*Excerpted records:*

****************

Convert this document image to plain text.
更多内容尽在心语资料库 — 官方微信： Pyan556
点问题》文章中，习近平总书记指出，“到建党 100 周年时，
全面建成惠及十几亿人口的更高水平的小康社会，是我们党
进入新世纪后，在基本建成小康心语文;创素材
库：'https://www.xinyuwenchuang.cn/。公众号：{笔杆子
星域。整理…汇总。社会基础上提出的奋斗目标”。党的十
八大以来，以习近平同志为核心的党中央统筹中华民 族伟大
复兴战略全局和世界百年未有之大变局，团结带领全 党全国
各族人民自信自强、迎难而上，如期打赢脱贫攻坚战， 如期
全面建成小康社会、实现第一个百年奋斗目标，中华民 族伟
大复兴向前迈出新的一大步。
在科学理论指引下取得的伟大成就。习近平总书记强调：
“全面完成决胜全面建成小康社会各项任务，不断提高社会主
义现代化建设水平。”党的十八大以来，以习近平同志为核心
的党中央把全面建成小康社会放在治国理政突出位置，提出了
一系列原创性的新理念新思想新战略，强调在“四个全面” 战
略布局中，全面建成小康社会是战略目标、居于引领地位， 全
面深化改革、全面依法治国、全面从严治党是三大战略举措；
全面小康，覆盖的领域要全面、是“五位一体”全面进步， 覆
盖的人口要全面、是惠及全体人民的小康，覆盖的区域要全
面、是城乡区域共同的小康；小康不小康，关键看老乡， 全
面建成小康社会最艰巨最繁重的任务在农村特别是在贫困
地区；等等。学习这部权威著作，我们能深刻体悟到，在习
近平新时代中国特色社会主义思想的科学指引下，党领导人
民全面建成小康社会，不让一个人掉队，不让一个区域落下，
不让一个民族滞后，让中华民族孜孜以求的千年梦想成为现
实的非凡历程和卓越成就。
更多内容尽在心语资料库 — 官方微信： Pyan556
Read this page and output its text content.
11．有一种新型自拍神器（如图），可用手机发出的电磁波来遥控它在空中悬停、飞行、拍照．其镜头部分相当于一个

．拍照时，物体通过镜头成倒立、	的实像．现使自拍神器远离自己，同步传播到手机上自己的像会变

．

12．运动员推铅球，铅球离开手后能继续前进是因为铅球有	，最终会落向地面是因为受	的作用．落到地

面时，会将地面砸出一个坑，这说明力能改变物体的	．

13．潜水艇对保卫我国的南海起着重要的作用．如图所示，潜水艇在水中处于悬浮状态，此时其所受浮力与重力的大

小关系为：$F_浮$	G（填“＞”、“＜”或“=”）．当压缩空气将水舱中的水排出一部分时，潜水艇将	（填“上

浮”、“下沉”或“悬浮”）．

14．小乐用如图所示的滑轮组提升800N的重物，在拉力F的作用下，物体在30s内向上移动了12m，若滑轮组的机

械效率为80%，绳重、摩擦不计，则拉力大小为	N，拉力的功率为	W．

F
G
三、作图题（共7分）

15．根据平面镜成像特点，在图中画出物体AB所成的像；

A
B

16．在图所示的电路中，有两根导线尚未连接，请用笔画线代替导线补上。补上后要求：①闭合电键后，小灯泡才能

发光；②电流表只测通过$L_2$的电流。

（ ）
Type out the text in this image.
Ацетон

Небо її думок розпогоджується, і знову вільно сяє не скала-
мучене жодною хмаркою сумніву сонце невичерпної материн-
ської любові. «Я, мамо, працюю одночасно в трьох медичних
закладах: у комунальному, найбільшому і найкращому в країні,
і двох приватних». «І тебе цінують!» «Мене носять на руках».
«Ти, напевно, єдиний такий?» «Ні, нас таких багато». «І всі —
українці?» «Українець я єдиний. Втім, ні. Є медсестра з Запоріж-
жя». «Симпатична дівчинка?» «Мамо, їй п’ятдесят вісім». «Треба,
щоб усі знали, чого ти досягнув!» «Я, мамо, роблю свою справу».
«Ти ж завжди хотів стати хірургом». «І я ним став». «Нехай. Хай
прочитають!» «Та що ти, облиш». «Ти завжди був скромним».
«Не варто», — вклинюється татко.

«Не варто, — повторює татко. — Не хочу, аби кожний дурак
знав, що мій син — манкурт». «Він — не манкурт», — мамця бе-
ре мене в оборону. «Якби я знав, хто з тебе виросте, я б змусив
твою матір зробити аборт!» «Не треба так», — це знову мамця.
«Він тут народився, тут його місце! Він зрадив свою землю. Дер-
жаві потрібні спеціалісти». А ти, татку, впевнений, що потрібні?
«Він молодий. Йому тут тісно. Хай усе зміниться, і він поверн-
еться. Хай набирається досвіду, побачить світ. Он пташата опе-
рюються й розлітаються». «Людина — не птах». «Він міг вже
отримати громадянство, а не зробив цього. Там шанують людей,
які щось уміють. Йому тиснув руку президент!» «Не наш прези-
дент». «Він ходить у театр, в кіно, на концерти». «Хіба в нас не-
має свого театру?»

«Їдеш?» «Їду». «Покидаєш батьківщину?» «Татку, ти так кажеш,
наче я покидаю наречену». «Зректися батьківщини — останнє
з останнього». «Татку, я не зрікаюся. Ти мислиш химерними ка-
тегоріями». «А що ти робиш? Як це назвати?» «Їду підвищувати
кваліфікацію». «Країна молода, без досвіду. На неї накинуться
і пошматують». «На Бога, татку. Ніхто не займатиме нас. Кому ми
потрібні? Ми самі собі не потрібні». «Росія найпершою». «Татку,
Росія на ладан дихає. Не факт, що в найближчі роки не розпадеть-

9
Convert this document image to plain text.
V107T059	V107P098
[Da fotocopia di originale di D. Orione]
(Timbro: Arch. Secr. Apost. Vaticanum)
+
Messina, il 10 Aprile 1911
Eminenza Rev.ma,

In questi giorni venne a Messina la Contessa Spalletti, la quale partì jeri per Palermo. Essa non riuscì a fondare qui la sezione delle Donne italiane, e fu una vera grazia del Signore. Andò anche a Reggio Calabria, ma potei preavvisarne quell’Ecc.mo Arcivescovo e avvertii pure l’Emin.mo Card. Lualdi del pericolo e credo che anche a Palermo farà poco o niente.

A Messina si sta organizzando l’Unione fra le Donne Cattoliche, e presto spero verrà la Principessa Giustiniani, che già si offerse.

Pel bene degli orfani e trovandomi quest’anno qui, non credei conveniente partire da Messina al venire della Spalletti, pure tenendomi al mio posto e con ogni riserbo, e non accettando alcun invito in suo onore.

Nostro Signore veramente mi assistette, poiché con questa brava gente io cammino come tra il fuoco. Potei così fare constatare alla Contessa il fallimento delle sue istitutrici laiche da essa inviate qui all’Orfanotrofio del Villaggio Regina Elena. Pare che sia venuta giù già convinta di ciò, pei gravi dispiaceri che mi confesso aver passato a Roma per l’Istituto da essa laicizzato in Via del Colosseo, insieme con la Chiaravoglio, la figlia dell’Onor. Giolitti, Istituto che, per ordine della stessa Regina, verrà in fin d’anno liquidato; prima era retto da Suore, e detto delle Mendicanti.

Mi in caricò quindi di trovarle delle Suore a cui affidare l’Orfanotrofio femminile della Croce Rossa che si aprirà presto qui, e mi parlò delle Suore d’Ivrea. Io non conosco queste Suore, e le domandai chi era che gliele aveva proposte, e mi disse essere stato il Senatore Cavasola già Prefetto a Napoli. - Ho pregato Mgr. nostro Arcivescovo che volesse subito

****************

*What is being asked:* Print every entry exactly as it appears.

*Response to this exercise:*
Convert this document image to plain text.
更多内容尽在心语资料库 — 官方微信： Pyan556
点问题》文章中，习近平总书记指出，“到建党 100 周年时，
全面建成惠及十几亿人口的更高水平的小康社会，是我们党
进入新世纪后，在基本建成小康心语文;创素材
库：'https://www.xinyuwenchuang.cn/。公众号：{笔杆子
星域。整理…汇总。社会基础上提出的奋斗目标”。党的十
八大以来，以习近平同志为核心的党中央统筹中华民 族伟大
复兴战略全局和世界百年未有之大变局，团结带领全 党全国
各族人民自信自强、迎难而上，如期打赢脱贫攻坚战， 如期
全面建成小康社会、实现第一个百年奋斗目标，中华民 族伟
大复兴向前迈出新的一大步。
在科学理论指引下取得的伟大成就。习近平总书记强调：
“全面完成决胜全面建成小康社会各项任务，不断提高社会主
义现代化建设水平。”党的十八大以来，以习近平同志为核心
的党中央把全面建成小康社会放在治国理政突出位置，提出了
一系列原创性的新理念新思想新战略，强调在“四个全面” 战
略布局中，全面建成小康社会是战略目标、居于引领地位， 全
面深化改革、全面依法治国、全面从严治党是三大战略举措；
全面小康，覆盖的领域要全面、是“五位一体”全面进步， 覆
盖的人口要全面、是惠及全体人民的小康，覆盖的区域要全
面、是城乡区域共同的小康；小康不小康，关键看老乡， 全
面建成小康社会最艰巨最繁重的任务在农村特别是在贫困
地区；等等。学习这部权威著作，我们能深刻体悟到，在习
近平新时代中国特色社会主义思想的科学指引下，党领导人
民全面建成小康社会，不让一个人掉队，不让一个区域落下，
不让一个民族滞后，让中华民族孜孜以求的千年梦想成为现
实的非凡历程和卓越成就。
更多内容尽在心语资料库 — 官方微信： Pyan556
Read this page and output its text content.
11．有一种新型自拍神器（如图），可用手机发出的电磁波来遥控它在空中悬停、飞行、拍照．其镜头部分相当于一个

．拍照时，物体通过镜头成倒立、	的实像．现使自拍神器远离自己，同步传播到手机上自己的像会变

．

12．运动员推铅球，铅球离开手后能继续前进是因为铅球有	，最终会落向地面是因为受	的作用．落到地

面时，会将地面砸出一个坑，这说明力能改变物体的	．

13．潜水艇对保卫我国的南海起着重要的作用．如图所示，潜水艇在水中处于悬浮状态，此时其所受浮力与重力的大

小关系为：$F_浮$	G（填“＞”、“＜”或“=”）．当压缩空气将水舱中的水排出一部分时，潜水艇将	（填“上

浮”、“下沉”或“悬浮”）．

14．小乐用如图所示的滑轮组提升800N的重物，在拉力F的作用下，物体在30s内向上移动了12m，若滑轮组的机

械效率为80%，绳重、摩擦不计，则拉力大小为	N，拉力的功率为	W．

F
G
三、作图题（共7分）

15．根据平面镜成像特点，在图中画出物体AB所成的像；

A
B

16．在图所示的电路中，有两根导线尚未连接，请用笔画线代替导线补上。补上后要求：①闭合电键后，小灯泡才能

发光；②电流表只测通过$L_2$的电流。

（ ）
Type out the text in this image.
Ацетон

Небо її думок розпогоджується, і знову вільно сяє не скала-
мучене жодною хмаркою сумніву сонце невичерпної материн-
ської любові. «Я, мамо, працюю одночасно в трьох медичних
закладах: у комунальному, найбільшому і найкращому в країні,
і двох приватних». «І тебе цінують!» «Мене носять на руках».
«Ти, напевно, єдиний такий?» «Ні, нас таких багато». «І всі —
українці?» «Українець я єдиний. Втім, ні. Є медсестра з Запоріж-
жя». «Симпатична дівчинка?» «Мамо, їй п’ятдесят вісім». «Треба,
щоб усі знали, чого ти досягнув!» «Я, мамо, роблю свою справу».
«Ти ж завжди хотів стати хірургом». «І я ним став». «Нехай. Хай
прочитають!» «Та що ти, облиш». «Ти завжди був скромним».
«Не варто», — вклинюється татко.

«Не варто, — повторює татко. — Не хочу, аби кожний дурак
знав, що мій син — манкурт». «Він — не манкурт», — мамця бе-
ре мене в оборону. «Якби я знав, хто з тебе виросте, я б змусив
твою матір зробити аборт!» «Не треба так», — це знову мамця.
«Він тут народився, тут його місце! Він зрадив свою землю. Дер-
жаві потрібні спеціалісти». А ти, татку, впевнений, що потрібні?
«Він молодий. Йому тут тісно. Хай усе зміниться, і він поверн-
еться. Хай набирається досвіду, побачить світ. Он пташата опе-
рюються й розлітаються». «Людина — не птах». «Він міг вже
отримати громадянство, а не зробив цього. Там шанують людей,
які щось уміють. Йому тиснув руку президент!» «Не наш прези-
дент». «Він ходить у театр, в кіно, на концерти». «Хіба в нас не-
має свого театру?»

«Їдеш?» «Їду». «Покидаєш батьківщину?» «Татку, ти так кажеш,
наче я покидаю наречену». «Зректися батьківщини — останнє
з останнього». «Татку, я не зрікаюся. Ти мислиш химерними ка-
тегоріями». «А що ти робиш? Як це назвати?» «Їду підвищувати
кваліфікацію». «Країна молода, без досвіду. На неї накинуться
і пошматують». «На Бога, татку. Ніхто не займатиме нас. Кому ми
потрібні? Ми самі собі не потрібні». «Росія найпершою». «Татку,
Росія на ладан дихає. Не факт, що в найближчі роки не розпадеть-

9
Convert this document image to plain text.
V107T059	V107P098
[Da fotocopia di originale di D. Orione]
(Timbro: Arch. Secr. Apost. Vaticanum)
+
Messina, il 10 Aprile 1911
Eminenza Rev.ma,

In questi giorni venne a Messina la Contessa Spalletti, la quale partì jeri per Palermo. Essa non riuscì a fondare qui la sezione delle Donne italiane, e fu una vera grazia del Signore. Andò anche a Reggio Calabria, ma potei preavvisarne quell’Ecc.mo Arcivescovo e avvertii pure l’Emin.mo Card. Lualdi del pericolo e credo che anche a Palermo farà poco o niente.

A Messina si sta organizzando l’Unione fra le Donne Cattoliche, e presto spero verrà la Principessa Giustiniani, che già si offerse.

Pel bene degli orfani e trovandomi quest’anno qui, non credei conveniente partire da Messina al venire della Spalletti, pure tenendomi al mio posto e con ogni riserbo, e non accettando alcun invito in suo onore.

Nostro Signore veramente mi assistette, poiché con questa brava gente io cammino come tra il fuoco. Potei così fare constatare alla Contessa il fallimento delle sue istitutrici laiche da essa inviate qui all’Orfanotrofio del Villaggio Regina Elena. Pare che sia venuta giù già convinta di ciò, pei gravi dispiaceri che mi confesso aver passato a Roma per l’Istituto da essa laicizzato in Via del Colosseo, insieme con la Chiaravoglio, la figlia dell’Onor. Giolitti, Istituto che, per ordine della stessa Regina, verrà in fin d’anno liquidato; prima era retto da Suore, e detto delle Mendicanti.

Mi in caricò quindi di trovarle delle Suore a cui affidare l’Orfanotrofio femminile della Croce Rossa che si aprirà presto qui, e mi parlò delle Suore d’Ivrea. Io non conosco queste Suore, e le domandai chi era che gliele aveva proposte, e mi disse essere stato il Senatore Cavasola già Prefetto a Napoli. - Ho pregato Mgr. nostro Arcivescovo che volesse subito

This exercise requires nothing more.